● **WHAT YOU ARE ASKED TO DO**: Return each entry exactly, with none missing.

[Entries with figure data]
====
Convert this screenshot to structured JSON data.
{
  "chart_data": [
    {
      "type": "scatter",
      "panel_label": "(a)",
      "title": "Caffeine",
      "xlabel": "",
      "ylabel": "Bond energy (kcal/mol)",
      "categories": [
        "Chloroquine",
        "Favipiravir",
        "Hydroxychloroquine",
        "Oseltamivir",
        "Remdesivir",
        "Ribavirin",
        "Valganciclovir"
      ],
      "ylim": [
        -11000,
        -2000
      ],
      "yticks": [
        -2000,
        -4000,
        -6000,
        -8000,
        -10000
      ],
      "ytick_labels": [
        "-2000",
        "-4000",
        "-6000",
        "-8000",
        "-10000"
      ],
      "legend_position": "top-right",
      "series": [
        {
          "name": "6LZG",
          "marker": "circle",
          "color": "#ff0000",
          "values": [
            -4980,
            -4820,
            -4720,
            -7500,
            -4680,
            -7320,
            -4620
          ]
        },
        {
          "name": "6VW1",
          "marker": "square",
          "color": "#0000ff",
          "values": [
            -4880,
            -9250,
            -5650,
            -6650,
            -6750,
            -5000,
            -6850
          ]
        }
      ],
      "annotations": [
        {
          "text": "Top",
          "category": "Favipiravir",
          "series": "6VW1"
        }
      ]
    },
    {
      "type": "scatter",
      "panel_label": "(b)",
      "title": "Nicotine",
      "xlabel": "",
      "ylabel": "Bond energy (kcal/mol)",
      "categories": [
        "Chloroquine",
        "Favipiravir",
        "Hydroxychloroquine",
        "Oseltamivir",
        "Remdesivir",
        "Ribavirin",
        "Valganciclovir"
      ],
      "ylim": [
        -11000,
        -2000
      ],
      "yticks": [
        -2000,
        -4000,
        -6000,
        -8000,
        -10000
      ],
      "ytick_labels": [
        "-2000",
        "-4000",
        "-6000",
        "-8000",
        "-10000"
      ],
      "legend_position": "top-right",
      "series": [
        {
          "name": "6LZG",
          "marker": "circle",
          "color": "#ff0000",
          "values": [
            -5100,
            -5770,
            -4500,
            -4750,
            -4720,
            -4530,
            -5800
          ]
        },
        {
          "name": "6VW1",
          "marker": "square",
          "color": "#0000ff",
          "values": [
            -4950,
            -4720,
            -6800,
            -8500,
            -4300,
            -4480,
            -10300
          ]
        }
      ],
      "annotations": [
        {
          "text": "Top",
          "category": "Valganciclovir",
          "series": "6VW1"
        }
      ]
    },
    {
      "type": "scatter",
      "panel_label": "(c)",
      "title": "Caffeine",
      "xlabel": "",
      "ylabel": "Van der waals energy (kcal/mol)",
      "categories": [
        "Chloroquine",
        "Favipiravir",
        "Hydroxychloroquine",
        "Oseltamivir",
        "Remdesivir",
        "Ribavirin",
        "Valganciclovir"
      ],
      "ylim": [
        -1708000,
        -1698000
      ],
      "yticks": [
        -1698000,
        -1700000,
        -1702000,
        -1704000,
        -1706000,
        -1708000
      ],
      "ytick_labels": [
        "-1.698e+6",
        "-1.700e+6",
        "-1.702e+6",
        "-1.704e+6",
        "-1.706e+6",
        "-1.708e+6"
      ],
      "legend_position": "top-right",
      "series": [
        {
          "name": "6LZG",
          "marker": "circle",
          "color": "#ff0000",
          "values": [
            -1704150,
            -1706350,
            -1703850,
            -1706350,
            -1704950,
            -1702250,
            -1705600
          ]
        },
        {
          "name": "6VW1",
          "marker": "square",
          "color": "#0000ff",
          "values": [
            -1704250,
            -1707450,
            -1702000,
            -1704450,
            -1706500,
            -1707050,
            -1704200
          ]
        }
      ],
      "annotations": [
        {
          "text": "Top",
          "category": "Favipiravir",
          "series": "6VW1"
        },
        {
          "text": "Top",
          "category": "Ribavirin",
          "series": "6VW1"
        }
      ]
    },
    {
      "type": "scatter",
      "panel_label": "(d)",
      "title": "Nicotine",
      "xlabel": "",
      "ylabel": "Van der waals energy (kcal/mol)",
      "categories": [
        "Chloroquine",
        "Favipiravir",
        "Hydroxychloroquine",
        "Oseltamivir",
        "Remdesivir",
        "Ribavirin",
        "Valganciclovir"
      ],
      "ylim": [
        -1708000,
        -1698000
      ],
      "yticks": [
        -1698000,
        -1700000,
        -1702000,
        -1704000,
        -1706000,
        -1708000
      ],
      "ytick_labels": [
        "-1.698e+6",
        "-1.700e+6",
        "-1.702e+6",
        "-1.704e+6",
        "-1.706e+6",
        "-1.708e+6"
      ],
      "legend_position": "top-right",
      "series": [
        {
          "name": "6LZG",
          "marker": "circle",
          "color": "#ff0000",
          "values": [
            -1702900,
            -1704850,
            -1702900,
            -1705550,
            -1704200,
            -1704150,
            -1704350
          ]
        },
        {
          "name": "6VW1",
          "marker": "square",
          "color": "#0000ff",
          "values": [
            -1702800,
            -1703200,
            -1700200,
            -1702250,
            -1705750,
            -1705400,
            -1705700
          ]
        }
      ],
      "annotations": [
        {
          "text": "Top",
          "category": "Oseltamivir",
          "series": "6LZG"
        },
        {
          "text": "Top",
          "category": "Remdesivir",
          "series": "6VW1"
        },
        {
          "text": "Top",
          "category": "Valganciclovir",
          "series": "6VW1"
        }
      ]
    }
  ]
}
====
● **TASK RESPONSE**:
Convert this screenshot to structured JSON data.
{
  "chart_data": [
    {
      "type": "scatter",
      "panel_label": "(a)",
      "title": "Caffeine",
      "xlabel": "",
      "ylabel": "Bond energy (kcal/mol)",
      "categories": [
        "Chloroquine",
        "Favipiravir",
        "Hydroxychloroquine",
        "Oseltamivir",
        "Remdesivir",
        "Ribavirin",
        "Valganciclovir"
      ],
      "ylim": [
        -11000,
        -2000
      ],
      "yticks": [
        -2000,
        -4000,
        -6000,
        -8000,
        -10000
      ],
      "ytick_labels": [
        "-2000",
        "-4000",
        "-6000",
        "-8000",
        "-10000"
      ],
      "legend_position": "top-right",
      "series": [
        {
          "name": "6LZG",
          "marker": "circle",
          "color": "#ff0000",
          "values": [
            -4980,
            -4820,
            -4720,
            -7500,
            -4680,
            -7320,
            -4620
          ]
        },
        {
          "name": "6VW1",
          "marker": "square",
          "color": "#0000ff",
          "values": [
            -4880,
            -9250,
            -5650,
            -6650,
            -6750,
            -5000,
            -6850
          ]
        }
      ],
      "annotations": [
        {
          "text": "Top",
          "category": "Favipiravir",
          "series": "6VW1"
        }
      ]
    },
    {
      "type": "scatter",
      "panel_label": "(b)",
      "title": "Nicotine",
      "xlabel": "",
      "ylabel": "Bond energy (kcal/mol)",
      "categories": [
        "Chloroquine",
        "Favipiravir",
        "Hydroxychloroquine",
        "Oseltamivir",
        "Remdesivir",
        "Ribavirin",
        "Valganciclovir"
      ],
      "ylim": [
        -11000,
        -2000
      ],
      "yticks": [
        -2000,
        -4000,
        -6000,
        -8000,
        -10000
      ],
      "ytick_labels": [
        "-2000",
        "-4000",
        "-6000",
        "-8000",
        "-10000"
      ],
      "legend_position": "top-right",
      "series": [
        {
          "name": "6LZG",
          "marker": "circle",
          "color": "#ff0000",
          "values": [
            -5100,
            -5770,
            -4500,
            -4750,
            -4720,
            -4530,
            -5800
          ]
        },
        {
          "name": "6VW1",
          "marker": "square",
          "color": "#0000ff",
          "values": [
            -4950,
            -4720,
            -6800,
            -8500,
            -4300,
            -4480,
            -10300
          ]
        }
      ],
      "annotations": [
        {
          "text": "Top",
          "category": "Valganciclovir",
          "series": "6VW1"
        }
      ]
    },
    {
      "type": "scatter",
      "panel_label": "(c)",
      "title": "Caffeine",
      "xlabel": "",
      "ylabel": "Van der waals energy (kcal/mol)",
      "categories": [
        "Chloroquine",
        "Favipiravir",
        "Hydroxychloroquine",
        "Oseltamivir",
        "Remdesivir",
        "Ribavirin",
        "Valganciclovir"
      ],
      "ylim": [
        -1708000,
        -1698000
      ],
      "yticks": [
        -1698000,
        -1700000,
        -1702000,
        -1704000,
        -1706000,
        -1708000
      ],
      "ytick_labels": [
        "-1.698e+6",
        "-1.700e+6",
        "-1.702e+6",
        "-1.704e+6",
        "-1.706e+6",
        "-1.708e+6"
      ],
      "legend_position": "top-right",
      "series": [
        {
          "name": "6LZG",
          "marker": "circle",
          "color": "#ff0000",
          "values": [
            -1704150,
            -1706350,
            -1703850,
            -1706350,
            -1704950,
            -1702250,
            -1705600
          ]
        },
        {
          "name": "6VW1",
          "marker": "square",
          "color": "#0000ff",
          "values": [
            -1704250,
            -1707450,
            -1702000,
            -1704450,
            -1706500,
            -1707050,
            -1704200
          ]
        }
      ],
      "annotations": [
        {
          "text": "Top",
          "category": "Favipiravir",
          "series": "6VW1"
        },
        {
          "text": "Top",
          "category": "Ribavirin",
          "series": "6VW1"
        }
      ]
    },
    {
      "type": "scatter",
      "panel_label": "(d)",
      "title": "Nicotine",
      "xlabel": "",
      "ylabel": "Van der waals energy (kcal/mol)",
      "categories": [
        "Chloroquine",
        "Favipiravir",
        "Hydroxychloroquine",
        "Oseltamivir",
        "Remdesivir",
        "Ribavirin",
        "Valganciclovir"
      ],
      "ylim": [
        -1708000,
        -1698000
      ],
      "yticks": [
        -1698000,
        -1700000,
        -1702000,
        -1704000,
        -1706000,
        -1708000
      ],
      "ytick_labels": [
        "-1.698e+6",
        "-1.700e+6",
        "-1.702e+6",
        "-1.704e+6",
        "-1.706e+6",
        "-1.708e+6"
      ],
      "legend_position": "top-right",
      "series": [
        {
          "name": "6LZG",
          "marker": "circle",
          "color": "#ff0000",
          "values": [
            -1702900,
            -1704850,
            -1702900,
            -1705550,
            -1704200,
            -1704150,
            -1704350
          ]
        },
        {
          "name": "6VW1",
          "marker": "square",
          "color": "#0000ff",
          "values": [
            -1702800,
            -1703200,
            -1700200,
            -1702250,
            -1705750,
            -1705400,
            -1705700
          ]
        }
      ],
      "annotations": [
        {
          "text": "Top",
          "category": "Oseltamivir",
          "series": "6LZG"
        },
        {
          "text": "Top",
          "category": "Remdesivir",
          "series": "6VW1"
        },
        {
          "text": "Top",
          "category": "Valganciclovir",
          "series": "6VW1"
        }
      ]
    }
  ]
}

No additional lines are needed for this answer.